- _Task data_
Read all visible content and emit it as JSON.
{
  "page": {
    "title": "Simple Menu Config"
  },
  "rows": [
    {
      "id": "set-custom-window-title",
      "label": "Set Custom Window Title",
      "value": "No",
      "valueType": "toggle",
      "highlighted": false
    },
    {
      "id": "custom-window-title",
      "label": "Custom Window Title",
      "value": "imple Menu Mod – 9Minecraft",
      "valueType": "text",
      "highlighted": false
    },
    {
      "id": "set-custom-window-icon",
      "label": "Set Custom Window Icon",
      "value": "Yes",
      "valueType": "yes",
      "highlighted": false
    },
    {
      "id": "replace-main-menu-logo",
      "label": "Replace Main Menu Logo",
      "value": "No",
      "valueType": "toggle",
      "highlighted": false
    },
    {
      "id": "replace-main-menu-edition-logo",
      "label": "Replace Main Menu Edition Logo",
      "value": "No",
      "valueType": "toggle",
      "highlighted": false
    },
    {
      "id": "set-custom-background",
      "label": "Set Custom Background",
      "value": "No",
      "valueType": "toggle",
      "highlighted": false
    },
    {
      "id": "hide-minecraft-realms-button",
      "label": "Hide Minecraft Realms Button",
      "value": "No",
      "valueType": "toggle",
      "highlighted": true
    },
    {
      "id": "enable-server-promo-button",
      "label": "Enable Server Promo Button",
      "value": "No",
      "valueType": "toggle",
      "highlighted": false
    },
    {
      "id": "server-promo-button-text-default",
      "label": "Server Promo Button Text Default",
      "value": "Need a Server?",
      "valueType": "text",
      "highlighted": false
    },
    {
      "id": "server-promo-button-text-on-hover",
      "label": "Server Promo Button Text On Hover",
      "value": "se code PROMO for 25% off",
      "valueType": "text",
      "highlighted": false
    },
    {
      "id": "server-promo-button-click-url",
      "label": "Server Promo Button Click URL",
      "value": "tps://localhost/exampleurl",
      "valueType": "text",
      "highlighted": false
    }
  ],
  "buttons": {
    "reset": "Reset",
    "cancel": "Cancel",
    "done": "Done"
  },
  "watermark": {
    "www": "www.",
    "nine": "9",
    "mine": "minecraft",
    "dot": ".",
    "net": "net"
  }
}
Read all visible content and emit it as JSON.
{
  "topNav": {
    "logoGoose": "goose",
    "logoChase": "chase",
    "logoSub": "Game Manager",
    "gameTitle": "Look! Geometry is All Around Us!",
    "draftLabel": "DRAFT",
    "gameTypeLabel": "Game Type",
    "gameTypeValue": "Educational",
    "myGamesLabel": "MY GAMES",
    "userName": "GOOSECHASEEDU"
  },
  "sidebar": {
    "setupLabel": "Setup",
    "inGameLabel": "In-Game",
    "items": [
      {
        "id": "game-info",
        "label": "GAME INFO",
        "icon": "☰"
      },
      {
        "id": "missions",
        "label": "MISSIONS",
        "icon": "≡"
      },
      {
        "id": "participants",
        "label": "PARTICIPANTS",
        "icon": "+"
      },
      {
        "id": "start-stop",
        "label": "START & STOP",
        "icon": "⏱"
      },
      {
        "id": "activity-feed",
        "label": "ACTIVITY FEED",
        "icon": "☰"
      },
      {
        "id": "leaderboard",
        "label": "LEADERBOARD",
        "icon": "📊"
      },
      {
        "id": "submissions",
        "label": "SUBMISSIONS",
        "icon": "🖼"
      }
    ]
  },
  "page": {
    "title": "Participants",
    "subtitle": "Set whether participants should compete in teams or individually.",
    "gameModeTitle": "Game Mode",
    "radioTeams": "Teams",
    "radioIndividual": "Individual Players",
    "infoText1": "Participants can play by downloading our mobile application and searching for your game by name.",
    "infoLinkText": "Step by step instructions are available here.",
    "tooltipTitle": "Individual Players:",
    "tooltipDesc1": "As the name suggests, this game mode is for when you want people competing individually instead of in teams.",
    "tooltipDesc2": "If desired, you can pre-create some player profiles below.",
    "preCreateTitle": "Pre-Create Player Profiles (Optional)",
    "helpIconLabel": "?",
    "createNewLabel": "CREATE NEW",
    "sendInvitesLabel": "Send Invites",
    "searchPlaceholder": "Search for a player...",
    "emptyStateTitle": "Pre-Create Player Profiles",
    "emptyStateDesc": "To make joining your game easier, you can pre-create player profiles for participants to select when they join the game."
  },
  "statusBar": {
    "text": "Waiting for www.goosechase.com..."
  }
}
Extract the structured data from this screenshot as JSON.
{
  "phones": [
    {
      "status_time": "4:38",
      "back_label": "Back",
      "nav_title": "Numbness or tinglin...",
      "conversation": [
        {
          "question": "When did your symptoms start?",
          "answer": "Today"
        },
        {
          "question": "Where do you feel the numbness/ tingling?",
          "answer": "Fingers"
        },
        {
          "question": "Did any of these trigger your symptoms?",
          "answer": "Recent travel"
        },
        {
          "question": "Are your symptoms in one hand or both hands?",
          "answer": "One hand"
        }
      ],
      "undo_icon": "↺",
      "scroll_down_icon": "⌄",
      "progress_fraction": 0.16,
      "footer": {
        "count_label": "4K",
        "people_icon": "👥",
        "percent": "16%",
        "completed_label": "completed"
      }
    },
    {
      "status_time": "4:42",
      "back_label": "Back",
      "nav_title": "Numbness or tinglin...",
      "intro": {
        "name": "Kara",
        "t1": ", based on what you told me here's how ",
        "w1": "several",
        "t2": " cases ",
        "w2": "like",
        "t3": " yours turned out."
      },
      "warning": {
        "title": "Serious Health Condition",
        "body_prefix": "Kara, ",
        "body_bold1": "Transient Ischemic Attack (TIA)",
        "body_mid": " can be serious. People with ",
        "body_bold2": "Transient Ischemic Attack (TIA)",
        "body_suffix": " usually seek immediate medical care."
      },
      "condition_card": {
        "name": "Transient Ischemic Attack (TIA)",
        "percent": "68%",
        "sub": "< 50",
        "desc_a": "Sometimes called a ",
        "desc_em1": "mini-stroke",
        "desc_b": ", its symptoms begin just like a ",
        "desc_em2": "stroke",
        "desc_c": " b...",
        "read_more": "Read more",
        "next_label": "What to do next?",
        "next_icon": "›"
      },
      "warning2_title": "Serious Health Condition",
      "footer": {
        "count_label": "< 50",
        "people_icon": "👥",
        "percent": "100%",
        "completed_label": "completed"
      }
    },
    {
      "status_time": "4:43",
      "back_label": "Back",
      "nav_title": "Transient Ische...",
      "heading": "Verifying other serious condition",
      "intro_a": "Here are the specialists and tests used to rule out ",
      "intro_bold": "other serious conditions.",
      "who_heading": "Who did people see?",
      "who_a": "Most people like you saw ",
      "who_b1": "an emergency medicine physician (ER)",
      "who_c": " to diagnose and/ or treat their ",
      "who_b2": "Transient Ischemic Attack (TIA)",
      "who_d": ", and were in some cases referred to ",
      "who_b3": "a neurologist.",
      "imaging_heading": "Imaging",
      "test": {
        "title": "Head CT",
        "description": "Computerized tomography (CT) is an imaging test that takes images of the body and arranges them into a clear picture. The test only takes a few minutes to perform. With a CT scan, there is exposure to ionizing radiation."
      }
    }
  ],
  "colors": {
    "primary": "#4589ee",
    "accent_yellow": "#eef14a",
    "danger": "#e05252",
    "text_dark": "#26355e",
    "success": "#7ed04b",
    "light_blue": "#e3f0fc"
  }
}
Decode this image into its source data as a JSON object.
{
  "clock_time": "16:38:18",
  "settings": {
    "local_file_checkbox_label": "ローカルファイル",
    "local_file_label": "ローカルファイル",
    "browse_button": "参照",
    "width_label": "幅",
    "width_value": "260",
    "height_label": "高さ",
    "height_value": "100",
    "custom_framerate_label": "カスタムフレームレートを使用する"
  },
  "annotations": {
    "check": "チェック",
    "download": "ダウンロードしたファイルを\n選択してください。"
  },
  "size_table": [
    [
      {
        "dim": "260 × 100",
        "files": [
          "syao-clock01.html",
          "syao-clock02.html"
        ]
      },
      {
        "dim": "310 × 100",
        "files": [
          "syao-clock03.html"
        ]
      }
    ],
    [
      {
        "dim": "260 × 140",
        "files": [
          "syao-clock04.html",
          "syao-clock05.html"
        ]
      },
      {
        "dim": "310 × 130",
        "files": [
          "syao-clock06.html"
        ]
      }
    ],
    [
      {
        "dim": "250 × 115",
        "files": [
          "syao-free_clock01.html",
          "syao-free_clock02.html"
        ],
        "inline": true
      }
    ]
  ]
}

- _Given task_
Starting with the line that contains "Decode this image", output every line through the end of the listing above, unchanged.

- _Output below_
Decode this image into its source data as a JSON object.
{
  "clock_time": "16:38:18",
  "settings": {
    "local_file_checkbox_label": "ローカルファイル",
    "local_file_label": "ローカルファイル",
    "browse_button": "参照",
    "width_label": "幅",
    "width_value": "260",
    "height_label": "高さ",
    "height_value": "100",
    "custom_framerate_label": "カスタムフレームレートを使用する"
  },
  "annotations": {
    "check": "チェック",
    "download": "ダウンロードしたファイルを\n選択してください。"
  },
  "size_table": [
    [
      {
        "dim": "260 × 100",
        "files": [
          "syao-clock01.html",
          "syao-clock02.html"
        ]
      },
      {
        "dim": "310 × 100",
        "files": [
          "syao-clock03.html"
        ]
      }
    ],
    [
      {
        "dim": "260 × 140",
        "files": [
          "syao-clock04.html",
          "syao-clock05.html"
        ]
      },
      {
        "dim": "310 × 130",
        "files": [
          "syao-clock06.html"
        ]
      }
    ],
    [
      {
        "dim": "250 × 115",
        "files": [
          "syao-free_clock01.html",
          "syao-free_clock02.html"
        ],
        "inline": true
      }
    ]
  ]
}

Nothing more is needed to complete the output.